**Exercise task**
Which lines of the records contain "lower"? Collect every one of them.
* start Given records *
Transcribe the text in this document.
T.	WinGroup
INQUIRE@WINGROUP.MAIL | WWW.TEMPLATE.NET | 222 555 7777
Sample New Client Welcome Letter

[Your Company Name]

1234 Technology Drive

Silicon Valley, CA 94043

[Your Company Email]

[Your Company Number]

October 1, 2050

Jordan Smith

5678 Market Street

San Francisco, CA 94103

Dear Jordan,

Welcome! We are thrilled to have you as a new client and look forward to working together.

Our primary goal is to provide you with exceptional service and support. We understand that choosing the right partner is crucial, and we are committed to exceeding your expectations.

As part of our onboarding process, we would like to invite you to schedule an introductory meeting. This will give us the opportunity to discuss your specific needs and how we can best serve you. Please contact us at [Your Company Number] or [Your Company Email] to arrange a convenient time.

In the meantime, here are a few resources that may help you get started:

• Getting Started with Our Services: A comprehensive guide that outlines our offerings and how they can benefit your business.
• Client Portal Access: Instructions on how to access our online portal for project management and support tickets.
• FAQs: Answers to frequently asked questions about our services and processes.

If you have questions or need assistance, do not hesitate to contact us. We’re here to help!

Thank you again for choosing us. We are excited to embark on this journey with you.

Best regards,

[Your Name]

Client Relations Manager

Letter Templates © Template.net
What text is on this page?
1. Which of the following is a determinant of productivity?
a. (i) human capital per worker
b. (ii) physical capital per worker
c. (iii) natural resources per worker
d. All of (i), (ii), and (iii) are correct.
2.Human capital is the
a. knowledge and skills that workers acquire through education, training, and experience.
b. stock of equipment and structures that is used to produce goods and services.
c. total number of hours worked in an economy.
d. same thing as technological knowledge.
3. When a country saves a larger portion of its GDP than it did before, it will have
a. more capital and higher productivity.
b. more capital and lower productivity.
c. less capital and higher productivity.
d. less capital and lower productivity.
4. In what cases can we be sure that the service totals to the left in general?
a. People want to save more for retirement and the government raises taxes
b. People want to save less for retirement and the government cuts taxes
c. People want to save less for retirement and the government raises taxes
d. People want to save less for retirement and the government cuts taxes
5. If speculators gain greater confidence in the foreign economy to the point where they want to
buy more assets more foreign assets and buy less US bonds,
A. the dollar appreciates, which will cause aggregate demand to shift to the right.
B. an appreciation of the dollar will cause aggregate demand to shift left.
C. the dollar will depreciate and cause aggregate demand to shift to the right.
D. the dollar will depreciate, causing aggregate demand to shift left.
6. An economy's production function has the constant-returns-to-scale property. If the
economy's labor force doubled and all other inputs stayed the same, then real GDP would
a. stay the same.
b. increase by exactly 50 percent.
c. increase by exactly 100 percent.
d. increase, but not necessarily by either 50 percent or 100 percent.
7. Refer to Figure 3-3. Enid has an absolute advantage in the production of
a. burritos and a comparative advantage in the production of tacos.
* end Given records *
**The reply**
b. more capital and lower productivity.
d. less capital and lower productivity.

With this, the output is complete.